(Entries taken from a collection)
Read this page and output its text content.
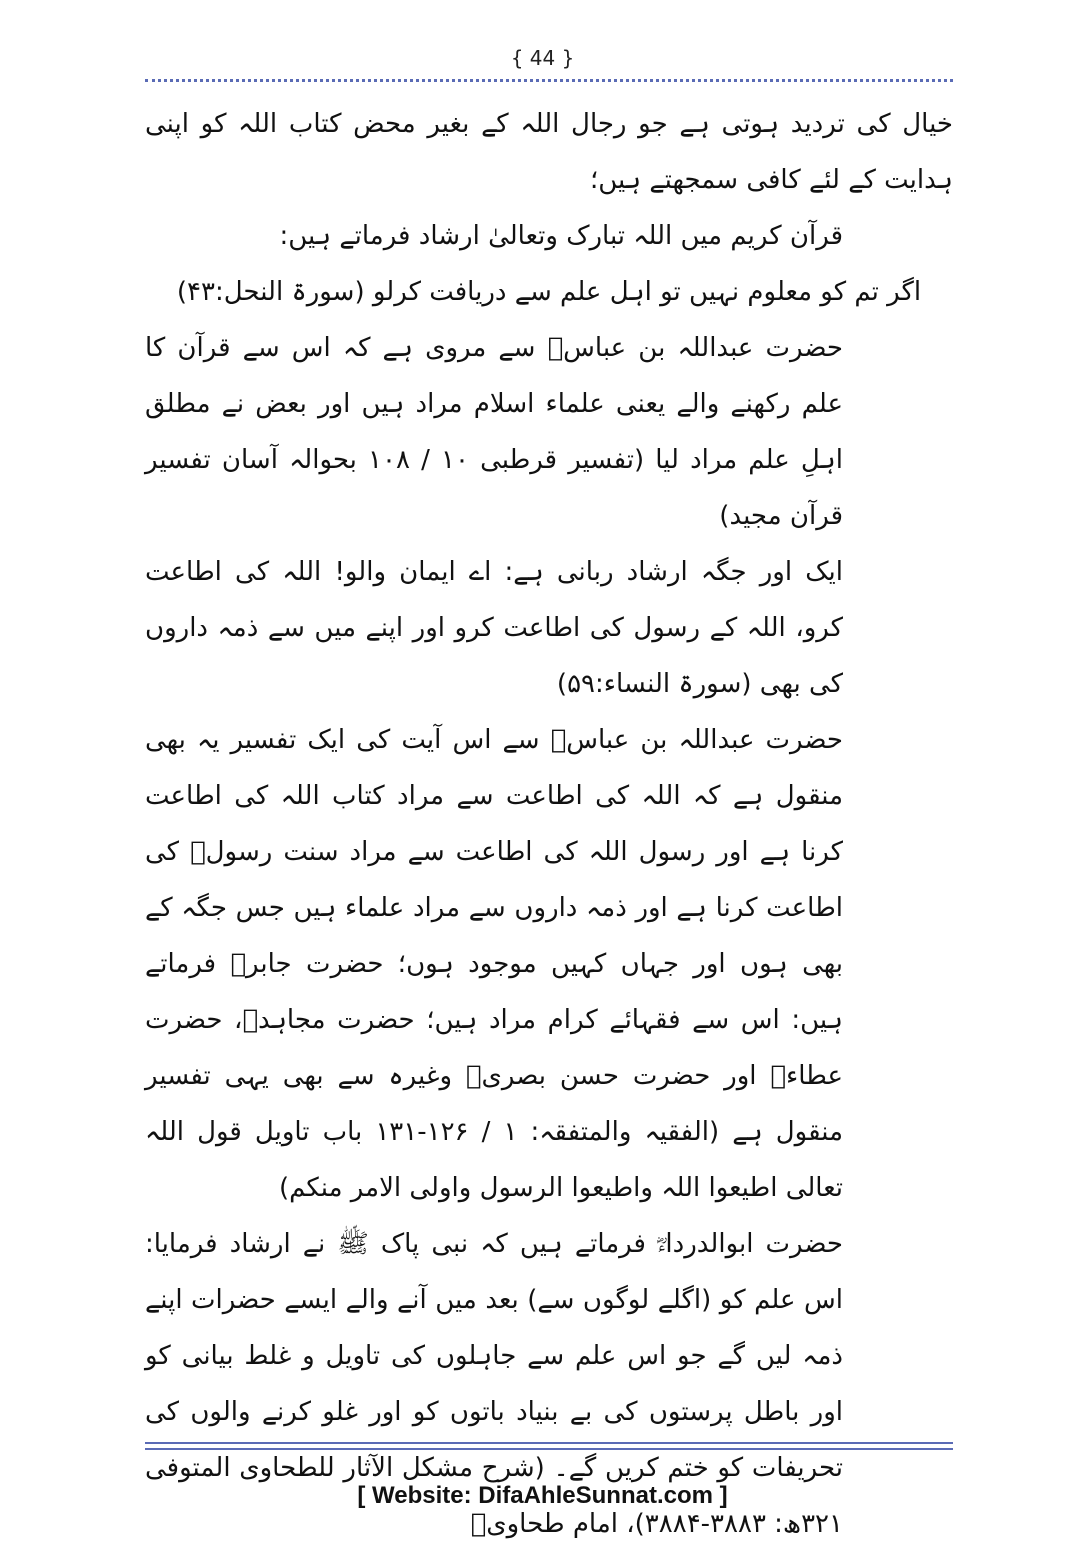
{ 44 }

خیال کی تردید ہوتی ہے جو رجال اللہ کے بغیر محض کتاب اللہ کو اپنی ہدایت کے لئے کافی سمجھتے ہیں؛

قرآن کریم میں اللہ تبارک وتعالیٰ ارشاد فرماتے ہیں:

اگر تم کو معلوم نہیں تو اہل علم سے دریافت کرلو (سورۃ النحل:۴۳)

حضرت عبداللہ بن عباسؓ سے مروی ہے کہ اس سے قرآن کا علم رکھنے والے یعنی علماء اسلام مراد ہیں اور بعض نے مطلق اہلِ علم مراد لیا (تفسیر قرطبی ۱۰ / ۱۰۸ بحوالہ آسان تفسیر قرآن مجید)

ایک اور جگہ ارشاد ربانی ہے: اے ایمان والو! اللہ کی اطاعت کرو، اللہ کے رسول کی اطاعت کرو اور اپنے میں سے ذمہ داروں کی بھی (سورۃ النساء:۵۹)

حضرت عبداللہ بن عباسؓ سے اس آیت کی ایک تفسیر یہ بھی منقول ہے کہ اللہ کی اطاعت سے مراد کتاب اللہ کی اطاعت کرنا ہے اور رسول اللہ کی اطاعت سے مراد سنت رسولؐ کی اطاعت کرنا ہے اور ذمہ داروں سے مراد علماء ہیں جس جگہ کے بھی ہوں اور جہاں کہیں موجود ہوں؛ حضرت جابرؓ فرماتے ہیں: اس سے فقہائے کرام مراد ہیں؛ حضرت مجاہدؒ، حضرت عطاءؒ اور حضرت حسن بصریؒ وغیرہ سے بھی یہی تفسیر منقول ہے (الفقیہ والمتفقہ: ۱ / ۱۲۶-۱۳۱ باب تاویل قول اللہ تعالی اطیعوا اللہ واطیعوا الرسول واولی الامر منکم)

حضرت ابوالدرداءؓ فرماتے ہیں کہ نبی پاک ﷺ نے ارشاد فرمایا: اس علم کو (اگلے لوگوں سے) بعد میں آنے والے ایسے حضرات اپنے ذمہ لیں گے جو اس علم سے جاہلوں کی تاویل و غلط بیانی کو اور باطل پرستوں کی بے بنیاد باتوں کو اور غلو کرنے والوں کی تحریفات کو ختم کریں گے۔ (شرح مشکل الآثار للطحاوی المتوفی ۳۲۱ھ: ۳۸۸۳-۳۸۸۴)، امام طحاویؒ

[ Website: DifaAhleSunnat.com ]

### REQUIRED TASK
Output, exactly, all the records above; include no pictures.

### WORKED ANSWER
Read this page and output its text content.
{ 44 }

خیال کی تردید ہوتی ہے جو رجال اللہ کے بغیر محض کتاب اللہ کو اپنی ہدایت کے لئے کافی سمجھتے ہیں؛

قرآن کریم میں اللہ تبارک وتعالیٰ ارشاد فرماتے ہیں:

اگر تم کو معلوم نہیں تو اہل علم سے دریافت کرلو (سورۃ النحل:۴۳)

حضرت عبداللہ بن عباسؓ سے مروی ہے کہ اس سے قرآن کا علم رکھنے والے یعنی علماء اسلام مراد ہیں اور بعض نے مطلق اہلِ علم مراد لیا (تفسیر قرطبی ۱۰ / ۱۰۸ بحوالہ آسان تفسیر قرآن مجید)

ایک اور جگہ ارشاد ربانی ہے: اے ایمان والو! اللہ کی اطاعت کرو، اللہ کے رسول کی اطاعت کرو اور اپنے میں سے ذمہ داروں کی بھی (سورۃ النساء:۵۹)

حضرت عبداللہ بن عباسؓ سے اس آیت کی ایک تفسیر یہ بھی منقول ہے کہ اللہ کی اطاعت سے مراد کتاب اللہ کی اطاعت کرنا ہے اور رسول اللہ کی اطاعت سے مراد سنت رسولؐ کی اطاعت کرنا ہے اور ذمہ داروں سے مراد علماء ہیں جس جگہ کے بھی ہوں اور جہاں کہیں موجود ہوں؛ حضرت جابرؓ فرماتے ہیں: اس سے فقہائے کرام مراد ہیں؛ حضرت مجاہدؒ، حضرت عطاءؒ اور حضرت حسن بصریؒ وغیرہ سے بھی یہی تفسیر منقول ہے (الفقیہ والمتفقہ: ۱ / ۱۲۶-۱۳۱ باب تاویل قول اللہ تعالی اطیعوا اللہ واطیعوا الرسول واولی الامر منکم)

حضرت ابوالدرداءؓ فرماتے ہیں کہ نبی پاک ﷺ نے ارشاد فرمایا: اس علم کو (اگلے لوگوں سے) بعد میں آنے والے ایسے حضرات اپنے ذمہ لیں گے جو اس علم سے جاہلوں کی تاویل و غلط بیانی کو اور باطل پرستوں کی بے بنیاد باتوں کو اور غلو کرنے والوں کی تحریفات کو ختم کریں گے۔ (شرح مشکل الآثار للطحاوی المتوفی ۳۲۱ھ: ۳۸۸۳-۳۸۸۴)، امام طحاویؒ

[ Website: DifaAhleSunnat.com ]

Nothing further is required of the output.